━━ Passage provided ━━

Lloyd Thomas Mincy Jr., a stockbroker registered with Centaurus Financial Inc., has been fined $20,000 and suspended for nine months for fraudulently misrepresenting the guaranteed rates of return for variable annuities he sold to four customers.
From October 2004 through 2008, Mincy materially misrepresented the features of the variable annuities, both verbally and in writing. He also paid $10,900 to a customer for charges she incurred when surrendering a variable annuity to purchase another product, almost the exact amount by which Mincy had underestimated the surrender charges.
Lloyd Thomas Mincy Jr Fined & Suspended by FINRA
The Financial Industry Regulatory Authority (FINRA) levied the fine and suspended Mincy from association with any FINRA member firm in any capacity through a Letter of Acceptance Waiver and Consent (AWC). To settle the matter, Mincy consented to the entry of the findings in the AWC without admitting or denying them. FINRA accepted the AWC on Feb. 2.

━━━

According to the passage on Mincy's FINRA sanction, how much did Mincy pay a customer for the charges she incurred when she surrendered a variable annuity? The data after this point is separate from the passage on Mincy's FINRA sanction.

━━ Rows ━━

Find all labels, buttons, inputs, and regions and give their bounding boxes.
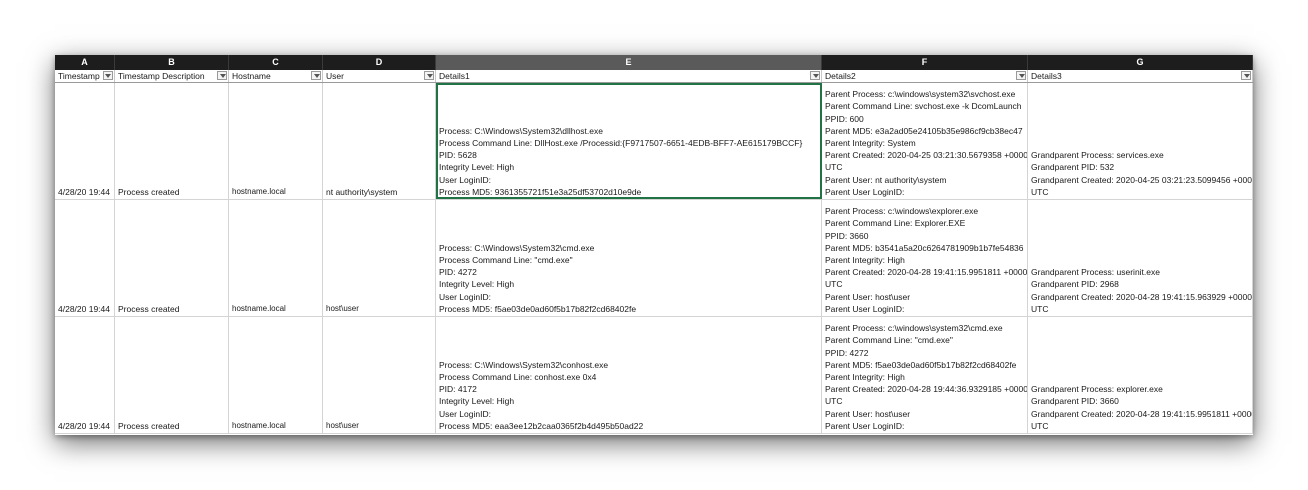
user-cell[interactable]: host\user xyxy=(323,200,436,316)
hostname-cell[interactable]: hostname.local xyxy=(229,83,323,199)
spreadsheet: A B C D E F G Timestamp Timestamp Descri… xyxy=(55,55,1253,435)
header-cell-hostname[interactable]: Hostname xyxy=(229,70,323,82)
filter-dropdown-icon[interactable] xyxy=(1016,71,1026,80)
filter-dropdown-icon[interactable] xyxy=(810,71,820,80)
header-label: Hostname xyxy=(232,71,271,81)
details2-cell[interactable]: Parent Process: c:\windows\system32\cmd.… xyxy=(822,317,1028,433)
header-label: Details1 xyxy=(439,71,470,81)
details1-cell[interactable]: Process: C:\Windows\System32\cmd.exe Pro… xyxy=(436,200,822,316)
column-header-e[interactable]: E xyxy=(436,55,822,70)
header-cell-timestamp-description[interactable]: Timestamp Description xyxy=(115,70,229,82)
filter-dropdown-icon[interactable] xyxy=(217,71,227,80)
details2-cell[interactable]: Parent Process: c:\windows\explorer.exe … xyxy=(822,200,1028,316)
column-header-a[interactable]: A xyxy=(55,55,115,70)
details3-cell[interactable]: Grandparent Process: services.exe Grandp… xyxy=(1028,83,1253,199)
user-cell[interactable]: host\user xyxy=(323,317,436,433)
column-header-c[interactable]: C xyxy=(229,55,323,70)
description-cell[interactable]: Process created xyxy=(115,83,229,199)
header-label: User xyxy=(326,71,344,81)
header-cell-details3[interactable]: Details3 xyxy=(1028,70,1253,82)
table-row: 4/28/20 19:44 Process created hostname.l… xyxy=(55,200,1253,317)
header-label: Timestamp Description xyxy=(118,71,205,81)
column-header-b[interactable]: B xyxy=(115,55,229,70)
details2-cell[interactable]: Parent Process: c:\windows\system32\svch… xyxy=(822,83,1028,199)
header-cell-timestamp[interactable]: Timestamp xyxy=(55,70,115,82)
column-letter-header-row: A B C D E F G xyxy=(55,55,1253,70)
description-cell[interactable]: Process created xyxy=(115,200,229,316)
header-cell-details2[interactable]: Details2 xyxy=(822,70,1028,82)
table-header-row: Timestamp Timestamp Description Hostname… xyxy=(55,70,1253,83)
filter-dropdown-icon[interactable] xyxy=(311,71,321,80)
hostname-cell[interactable]: hostname.local xyxy=(229,200,323,316)
table-row: 4/28/20 19:44 Process created hostname.l… xyxy=(55,83,1253,200)
header-label: Details3 xyxy=(1031,71,1062,81)
details3-cell[interactable]: Grandparent Process: explorer.exe Grandp… xyxy=(1028,317,1253,433)
timestamp-cell[interactable]: 4/28/20 19:44 xyxy=(55,200,115,316)
column-header-f[interactable]: F xyxy=(822,55,1028,70)
hostname-cell[interactable]: hostname.local xyxy=(229,317,323,433)
description-cell[interactable]: Process created xyxy=(115,317,229,433)
details1-cell[interactable]: Process: C:\Windows\System32\conhost.exe… xyxy=(436,317,822,433)
column-header-g[interactable]: G xyxy=(1028,55,1253,70)
table-row: 4/28/20 19:44 Process created hostname.l… xyxy=(55,317,1253,434)
timestamp-cell[interactable]: 4/28/20 19:44 xyxy=(55,317,115,433)
filter-dropdown-icon[interactable] xyxy=(1241,71,1251,80)
column-header-d[interactable]: D xyxy=(323,55,436,70)
details1-cell-selected[interactable]: Process: C:\Windows\System32\dllhost.exe… xyxy=(436,83,822,199)
user-cell[interactable]: nt authority\system xyxy=(323,83,436,199)
header-label: Details2 xyxy=(825,71,856,81)
header-label: Timestamp xyxy=(58,71,100,81)
details3-cell[interactable]: Grandparent Process: userinit.exe Grandp… xyxy=(1028,200,1253,316)
header-cell-user[interactable]: User xyxy=(323,70,436,82)
header-cell-details1[interactable]: Details1 xyxy=(436,70,822,82)
filter-dropdown-icon[interactable] xyxy=(424,71,434,80)
sort-filter-dropdown-icon[interactable] xyxy=(103,71,113,80)
timestamp-cell[interactable]: 4/28/20 19:44 xyxy=(55,83,115,199)
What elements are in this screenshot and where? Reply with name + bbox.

━━━

Answer to the problem: $10,900